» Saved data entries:
%%

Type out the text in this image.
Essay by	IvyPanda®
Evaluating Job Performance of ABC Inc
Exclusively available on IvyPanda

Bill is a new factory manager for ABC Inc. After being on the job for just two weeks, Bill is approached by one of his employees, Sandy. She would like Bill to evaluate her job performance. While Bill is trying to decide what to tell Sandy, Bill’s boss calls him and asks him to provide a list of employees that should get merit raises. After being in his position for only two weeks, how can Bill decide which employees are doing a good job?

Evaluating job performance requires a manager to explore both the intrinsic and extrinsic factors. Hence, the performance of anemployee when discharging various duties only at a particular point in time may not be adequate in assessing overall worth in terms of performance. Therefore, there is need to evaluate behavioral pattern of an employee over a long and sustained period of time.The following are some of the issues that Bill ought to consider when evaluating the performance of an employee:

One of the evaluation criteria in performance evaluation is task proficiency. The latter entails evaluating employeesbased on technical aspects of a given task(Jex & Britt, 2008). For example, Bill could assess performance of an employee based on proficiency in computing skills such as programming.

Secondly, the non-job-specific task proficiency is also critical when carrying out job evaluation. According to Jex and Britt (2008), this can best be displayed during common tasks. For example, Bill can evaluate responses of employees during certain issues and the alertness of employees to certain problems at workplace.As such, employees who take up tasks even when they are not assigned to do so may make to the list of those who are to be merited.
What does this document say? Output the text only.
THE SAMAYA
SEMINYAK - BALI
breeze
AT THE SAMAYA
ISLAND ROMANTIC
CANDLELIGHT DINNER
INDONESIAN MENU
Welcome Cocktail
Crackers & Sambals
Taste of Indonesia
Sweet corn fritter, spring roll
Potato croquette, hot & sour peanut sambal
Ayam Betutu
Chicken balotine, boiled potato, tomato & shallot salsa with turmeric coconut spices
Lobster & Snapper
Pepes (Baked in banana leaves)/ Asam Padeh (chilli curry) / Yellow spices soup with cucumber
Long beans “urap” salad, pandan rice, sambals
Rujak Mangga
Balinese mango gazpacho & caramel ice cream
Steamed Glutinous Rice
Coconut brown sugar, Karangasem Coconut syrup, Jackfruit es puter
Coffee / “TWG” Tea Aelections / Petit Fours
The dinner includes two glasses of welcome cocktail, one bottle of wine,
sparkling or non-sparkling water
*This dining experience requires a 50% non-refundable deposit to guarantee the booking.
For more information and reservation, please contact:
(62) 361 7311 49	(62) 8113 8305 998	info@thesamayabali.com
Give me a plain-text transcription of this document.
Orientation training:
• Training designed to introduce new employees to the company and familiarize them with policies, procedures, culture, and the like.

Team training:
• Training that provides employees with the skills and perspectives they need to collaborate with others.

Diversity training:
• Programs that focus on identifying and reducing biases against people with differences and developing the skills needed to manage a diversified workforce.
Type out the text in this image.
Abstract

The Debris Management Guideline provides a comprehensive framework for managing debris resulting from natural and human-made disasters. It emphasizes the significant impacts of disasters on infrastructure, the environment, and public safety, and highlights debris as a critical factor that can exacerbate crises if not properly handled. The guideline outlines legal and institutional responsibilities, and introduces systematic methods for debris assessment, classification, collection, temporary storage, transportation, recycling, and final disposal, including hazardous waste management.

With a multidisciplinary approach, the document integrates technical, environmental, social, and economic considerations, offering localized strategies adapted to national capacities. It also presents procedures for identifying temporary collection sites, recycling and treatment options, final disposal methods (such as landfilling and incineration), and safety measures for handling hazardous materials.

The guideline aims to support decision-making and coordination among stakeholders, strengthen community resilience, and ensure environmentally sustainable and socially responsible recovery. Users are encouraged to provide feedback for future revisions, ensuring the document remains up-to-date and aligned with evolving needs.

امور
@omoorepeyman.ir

%%

» WHAT THIS TASK INVOLVES: Extract all of the data above without altering anything.

» WORKED SOLUTION:
Type out the text in this image.
Essay by	IvyPanda®
Evaluating Job Performance of ABC Inc
Exclusively available on IvyPanda

Bill is a new factory manager for ABC Inc. After being on the job for just two weeks, Bill is approached by one of his employees, Sandy. She would like Bill to evaluate her job performance. While Bill is trying to decide what to tell Sandy, Bill’s boss calls him and asks him to provide a list of employees that should get merit raises. After being in his position for only two weeks, how can Bill decide which employees are doing a good job?

Evaluating job performance requires a manager to explore both the intrinsic and extrinsic factors. Hence, the performance of anemployee when discharging various duties only at a particular point in time may not be adequate in assessing overall worth in terms of performance. Therefore, there is need to evaluate behavioral pattern of an employee over a long and sustained period of time.The following are some of the issues that Bill ought to consider when evaluating the performance of an employee:

One of the evaluation criteria in performance evaluation is task proficiency. The latter entails evaluating employeesbased on technical aspects of a given task(Jex & Britt, 2008). For example, Bill could assess performance of an employee based on proficiency in computing skills such as programming.

Secondly, the non-job-specific task proficiency is also critical when carrying out job evaluation. According to Jex and Britt (2008), this can best be displayed during common tasks. For example, Bill can evaluate responses of employees during certain issues and the alertness of employees to certain problems at workplace.As such, employees who take up tasks even when they are not assigned to do so may make to the list of those who are to be merited.
What does this document say? Output the text only.
THE SAMAYA
SEMINYAK - BALI
breeze
AT THE SAMAYA
ISLAND ROMANTIC
CANDLELIGHT DINNER
INDONESIAN MENU
Welcome Cocktail
Crackers & Sambals
Taste of Indonesia
Sweet corn fritter, spring roll
Potato croquette, hot & sour peanut sambal
Ayam Betutu
Chicken balotine, boiled potato, tomato & shallot salsa with turmeric coconut spices
Lobster & Snapper
Pepes (Baked in banana leaves)/ Asam Padeh (chilli curry) / Yellow spices soup with cucumber
Long beans “urap” salad, pandan rice, sambals
Rujak Mangga
Balinese mango gazpacho & caramel ice cream
Steamed Glutinous Rice
Coconut brown sugar, Karangasem Coconut syrup, Jackfruit es puter
Coffee / “TWG” Tea Aelections / Petit Fours
The dinner includes two glasses of welcome cocktail, one bottle of wine,
sparkling or non-sparkling water
*This dining experience requires a 50% non-refundable deposit to guarantee the booking.
For more information and reservation, please contact:
(62) 361 7311 49	(62) 8113 8305 998	info@thesamayabali.com
Give me a plain-text transcription of this document.
Orientation training:
• Training designed to introduce new employees to the company and familiarize them with policies, procedures, culture, and the like.

Team training:
• Training that provides employees with the skills and perspectives they need to collaborate with others.

Diversity training:
• Programs that focus on identifying and reducing biases against people with differences and developing the skills needed to manage a diversified workforce.
Type out the text in this image.
Abstract

The Debris Management Guideline provides a comprehensive framework for managing debris resulting from natural and human-made disasters. It emphasizes the significant impacts of disasters on infrastructure, the environment, and public safety, and highlights debris as a critical factor that can exacerbate crises if not properly handled. The guideline outlines legal and institutional responsibilities, and introduces systematic methods for debris assessment, classification, collection, temporary storage, transportation, recycling, and final disposal, including hazardous waste management.

With a multidisciplinary approach, the document integrates technical, environmental, social, and economic considerations, offering localized strategies adapted to national capacities. It also presents procedures for identifying temporary collection sites, recycling and treatment options, final disposal methods (such as landfilling and incineration), and safety measures for handling hazardous materials.

The guideline aims to support decision-making and coordination among stakeholders, strengthen community resilience, and ensure environmentally sustainable and socially responsible recovery. Users are encouraged to provide feedback for future revisions, ensuring the document remains up-to-date and aligned with evolving needs.

امور
@omoorepeyman.ir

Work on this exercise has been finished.